* _Given problem_
Provide the data again in its entirety, exactly as given.

* _Data for the task_
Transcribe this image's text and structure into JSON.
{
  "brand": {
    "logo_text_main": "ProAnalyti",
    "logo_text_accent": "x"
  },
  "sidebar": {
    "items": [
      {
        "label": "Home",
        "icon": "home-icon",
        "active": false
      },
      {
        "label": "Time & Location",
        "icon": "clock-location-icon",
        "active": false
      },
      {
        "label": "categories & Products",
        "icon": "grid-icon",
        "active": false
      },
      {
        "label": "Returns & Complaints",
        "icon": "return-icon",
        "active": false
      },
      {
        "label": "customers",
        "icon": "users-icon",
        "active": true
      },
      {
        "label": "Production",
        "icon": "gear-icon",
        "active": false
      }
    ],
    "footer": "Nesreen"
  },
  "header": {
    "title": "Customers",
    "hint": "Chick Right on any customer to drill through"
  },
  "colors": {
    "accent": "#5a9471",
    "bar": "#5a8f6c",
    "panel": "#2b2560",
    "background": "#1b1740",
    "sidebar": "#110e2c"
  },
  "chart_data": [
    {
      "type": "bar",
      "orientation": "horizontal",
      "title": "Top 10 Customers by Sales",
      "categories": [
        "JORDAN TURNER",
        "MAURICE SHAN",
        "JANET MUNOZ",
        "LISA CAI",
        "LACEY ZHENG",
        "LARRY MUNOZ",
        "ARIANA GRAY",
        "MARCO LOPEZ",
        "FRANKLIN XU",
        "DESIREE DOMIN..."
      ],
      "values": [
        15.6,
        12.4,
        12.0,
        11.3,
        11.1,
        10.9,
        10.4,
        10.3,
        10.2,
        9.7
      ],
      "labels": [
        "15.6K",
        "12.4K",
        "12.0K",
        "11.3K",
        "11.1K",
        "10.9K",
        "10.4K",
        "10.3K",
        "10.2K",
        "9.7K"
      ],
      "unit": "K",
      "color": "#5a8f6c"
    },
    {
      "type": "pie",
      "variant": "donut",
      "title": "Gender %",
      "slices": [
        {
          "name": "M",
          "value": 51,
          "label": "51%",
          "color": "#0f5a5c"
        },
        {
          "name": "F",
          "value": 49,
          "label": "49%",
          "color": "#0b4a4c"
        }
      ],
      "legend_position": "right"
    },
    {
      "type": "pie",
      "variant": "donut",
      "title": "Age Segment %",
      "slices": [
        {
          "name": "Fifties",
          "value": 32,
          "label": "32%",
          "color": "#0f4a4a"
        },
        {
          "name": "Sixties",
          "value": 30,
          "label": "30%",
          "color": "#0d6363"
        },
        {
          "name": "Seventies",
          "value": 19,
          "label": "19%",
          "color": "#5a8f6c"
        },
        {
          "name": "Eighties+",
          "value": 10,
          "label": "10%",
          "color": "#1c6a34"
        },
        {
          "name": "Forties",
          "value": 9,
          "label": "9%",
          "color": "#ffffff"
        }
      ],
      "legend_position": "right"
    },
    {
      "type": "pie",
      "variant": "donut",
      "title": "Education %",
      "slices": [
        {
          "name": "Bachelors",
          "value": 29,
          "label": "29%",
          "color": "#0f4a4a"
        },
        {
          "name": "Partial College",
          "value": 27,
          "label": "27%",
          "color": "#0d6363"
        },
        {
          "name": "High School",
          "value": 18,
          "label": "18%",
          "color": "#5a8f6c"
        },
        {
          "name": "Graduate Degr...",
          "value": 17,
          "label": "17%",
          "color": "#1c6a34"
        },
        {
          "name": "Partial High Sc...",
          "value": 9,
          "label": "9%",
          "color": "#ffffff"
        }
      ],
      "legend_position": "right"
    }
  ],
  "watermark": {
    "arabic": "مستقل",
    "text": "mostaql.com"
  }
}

* _Output below_
Transcribe this image's text and structure into JSON.
{
  "brand": {
    "logo_text_main": "ProAnalyti",
    "logo_text_accent": "x"
  },
  "sidebar": {
    "items": [
      {
        "label": "Home",
        "icon": "home-icon",
        "active": false
      },
      {
        "label": "Time & Location",
        "icon": "clock-location-icon",
        "active": false
      },
      {
        "label": "categories & Products",
        "icon": "grid-icon",
        "active": false
      },
      {
        "label": "Returns & Complaints",
        "icon": "return-icon",
        "active": false
      },
      {
        "label": "customers",
        "icon": "users-icon",
        "active": true
      },
      {
        "label": "Production",
        "icon": "gear-icon",
        "active": false
      }
    ],
    "footer": "Nesreen"
  },
  "header": {
    "title": "Customers",
    "hint": "Chick Right on any customer to drill through"
  },
  "colors": {
    "accent": "#5a9471",
    "bar": "#5a8f6c",
    "panel": "#2b2560",
    "background": "#1b1740",
    "sidebar": "#110e2c"
  },
  "chart_data": [
    {
      "type": "bar",
      "orientation": "horizontal",
      "title": "Top 10 Customers by Sales",
      "categories": [
        "JORDAN TURNER",
        "MAURICE SHAN",
        "JANET MUNOZ",
        "LISA CAI",
        "LACEY ZHENG",
        "LARRY MUNOZ",
        "ARIANA GRAY",
        "MARCO LOPEZ",
        "FRANKLIN XU",
        "DESIREE DOMIN..."
      ],
      "values": [
        15.6,
        12.4,
        12.0,
        11.3,
        11.1,
        10.9,
        10.4,
        10.3,
        10.2,
        9.7
      ],
      "labels": [
        "15.6K",
        "12.4K",
        "12.0K",
        "11.3K",
        "11.1K",
        "10.9K",
        "10.4K",
        "10.3K",
        "10.2K",
        "9.7K"
      ],
      "unit": "K",
      "color": "#5a8f6c"
    },
    {
      "type": "pie",
      "variant": "donut",
      "title": "Gender %",
      "slices": [
        {
          "name": "M",
          "value": 51,
          "label": "51%",
          "color": "#0f5a5c"
        },
        {
          "name": "F",
          "value": 49,
          "label": "49%",
          "color": "#0b4a4c"
        }
      ],
      "legend_position": "right"
    },
    {
      "type": "pie",
      "variant": "donut",
      "title": "Age Segment %",
      "slices": [
        {
          "name": "Fifties",
          "value": 32,
          "label": "32%",
          "color": "#0f4a4a"
        },
        {
          "name": "Sixties",
          "value": 30,
          "label": "30%",
          "color": "#0d6363"
        },
        {
          "name": "Seventies",
          "value": 19,
          "label": "19%",
          "color": "#5a8f6c"
        },
        {
          "name": "Eighties+",
          "value": 10,
          "label": "10%",
          "color": "#1c6a34"
        },
        {
          "name": "Forties",
          "value": 9,
          "label": "9%",
          "color": "#ffffff"
        }
      ],
      "legend_position": "right"
    },
    {
      "type": "pie",
      "variant": "donut",
      "title": "Education %",
      "slices": [
        {
          "name": "Bachelors",
          "value": 29,
          "label": "29%",
          "color": "#0f4a4a"
        },
        {
          "name": "Partial College",
          "value": 27,
          "label": "27%",
          "color": "#0d6363"
        },
        {
          "name": "High School",
          "value": 18,
          "label": "18%",
          "color": "#5a8f6c"
        },
        {
          "name": "Graduate Degr...",
          "value": 17,
          "label": "17%",
          "color": "#1c6a34"
        },
        {
          "name": "Partial High Sc...",
          "value": 9,
          "label": "9%",
          "color": "#ffffff"
        }
      ],
      "legend_position": "right"
    }
  ],
  "watermark": {
    "arabic": "مستقل",
    "text": "mostaql.com"
  }
}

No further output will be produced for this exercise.